■ **Entries with figure data**
--- --- ---

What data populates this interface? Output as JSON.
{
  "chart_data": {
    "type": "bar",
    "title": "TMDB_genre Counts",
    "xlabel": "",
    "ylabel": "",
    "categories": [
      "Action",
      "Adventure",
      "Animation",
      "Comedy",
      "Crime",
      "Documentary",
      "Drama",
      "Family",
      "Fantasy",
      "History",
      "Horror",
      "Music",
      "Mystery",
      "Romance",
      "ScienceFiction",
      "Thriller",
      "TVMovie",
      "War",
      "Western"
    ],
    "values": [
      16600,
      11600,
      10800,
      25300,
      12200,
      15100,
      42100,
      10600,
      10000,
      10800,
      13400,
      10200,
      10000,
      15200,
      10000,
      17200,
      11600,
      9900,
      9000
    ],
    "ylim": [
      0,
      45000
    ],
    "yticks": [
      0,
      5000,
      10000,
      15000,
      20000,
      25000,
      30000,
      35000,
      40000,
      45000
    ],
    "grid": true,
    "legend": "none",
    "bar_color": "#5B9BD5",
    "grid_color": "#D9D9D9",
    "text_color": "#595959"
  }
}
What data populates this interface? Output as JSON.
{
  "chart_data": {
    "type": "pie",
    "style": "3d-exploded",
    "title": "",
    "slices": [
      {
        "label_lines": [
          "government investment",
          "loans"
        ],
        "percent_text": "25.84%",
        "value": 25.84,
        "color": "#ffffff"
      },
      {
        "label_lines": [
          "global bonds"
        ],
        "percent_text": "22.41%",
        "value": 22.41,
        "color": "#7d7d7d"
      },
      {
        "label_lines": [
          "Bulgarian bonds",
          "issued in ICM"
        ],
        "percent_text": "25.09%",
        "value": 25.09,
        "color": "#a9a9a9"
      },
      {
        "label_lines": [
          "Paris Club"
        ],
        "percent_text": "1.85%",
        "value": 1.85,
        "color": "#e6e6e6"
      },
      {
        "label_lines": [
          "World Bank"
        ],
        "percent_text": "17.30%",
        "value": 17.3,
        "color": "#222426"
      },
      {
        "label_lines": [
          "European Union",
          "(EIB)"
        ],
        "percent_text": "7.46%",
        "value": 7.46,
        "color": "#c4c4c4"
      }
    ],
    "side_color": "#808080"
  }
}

--- --- ---

■ **EXERCISE TASK**
Give all the records again. Match them exactly.

■ **THE OUTPUT**
What data populates this interface? Output as JSON.
{
  "chart_data": {
    "type": "bar",
    "title": "TMDB_genre Counts",
    "xlabel": "",
    "ylabel": "",
    "categories": [
      "Action",
      "Adventure",
      "Animation",
      "Comedy",
      "Crime",
      "Documentary",
      "Drama",
      "Family",
      "Fantasy",
      "History",
      "Horror",
      "Music",
      "Mystery",
      "Romance",
      "ScienceFiction",
      "Thriller",
      "TVMovie",
      "War",
      "Western"
    ],
    "values": [
      16600,
      11600,
      10800,
      25300,
      12200,
      15100,
      42100,
      10600,
      10000,
      10800,
      13400,
      10200,
      10000,
      15200,
      10000,
      17200,
      11600,
      9900,
      9000
    ],
    "ylim": [
      0,
      45000
    ],
    "yticks": [
      0,
      5000,
      10000,
      15000,
      20000,
      25000,
      30000,
      35000,
      40000,
      45000
    ],
    "grid": true,
    "legend": "none",
    "bar_color": "#5B9BD5",
    "grid_color": "#D9D9D9",
    "text_color": "#595959"
  }
}
What data populates this interface? Output as JSON.
{
  "chart_data": {
    "type": "pie",
    "style": "3d-exploded",
    "title": "",
    "slices": [
      {
        "label_lines": [
          "government investment",
          "loans"
        ],
        "percent_text": "25.84%",
        "value": 25.84,
        "color": "#ffffff"
      },
      {
        "label_lines": [
          "global bonds"
        ],
        "percent_text": "22.41%",
        "value": 22.41,
        "color": "#7d7d7d"
      },
      {
        "label_lines": [
          "Bulgarian bonds",
          "issued in ICM"
        ],
        "percent_text": "25.09%",
        "value": 25.09,
        "color": "#a9a9a9"
      },
      {
        "label_lines": [
          "Paris Club"
        ],
        "percent_text": "1.85%",
        "value": 1.85,
        "color": "#e6e6e6"
      },
      {
        "label_lines": [
          "World Bank"
        ],
        "percent_text": "17.30%",
        "value": 17.3,
        "color": "#222426"
      },
      {
        "label_lines": [
          "European Union",
          "(EIB)"
        ],
        "percent_text": "7.46%",
        "value": 7.46,
        "color": "#c4c4c4"
      }
    ],
    "side_color": "#808080"
  }
}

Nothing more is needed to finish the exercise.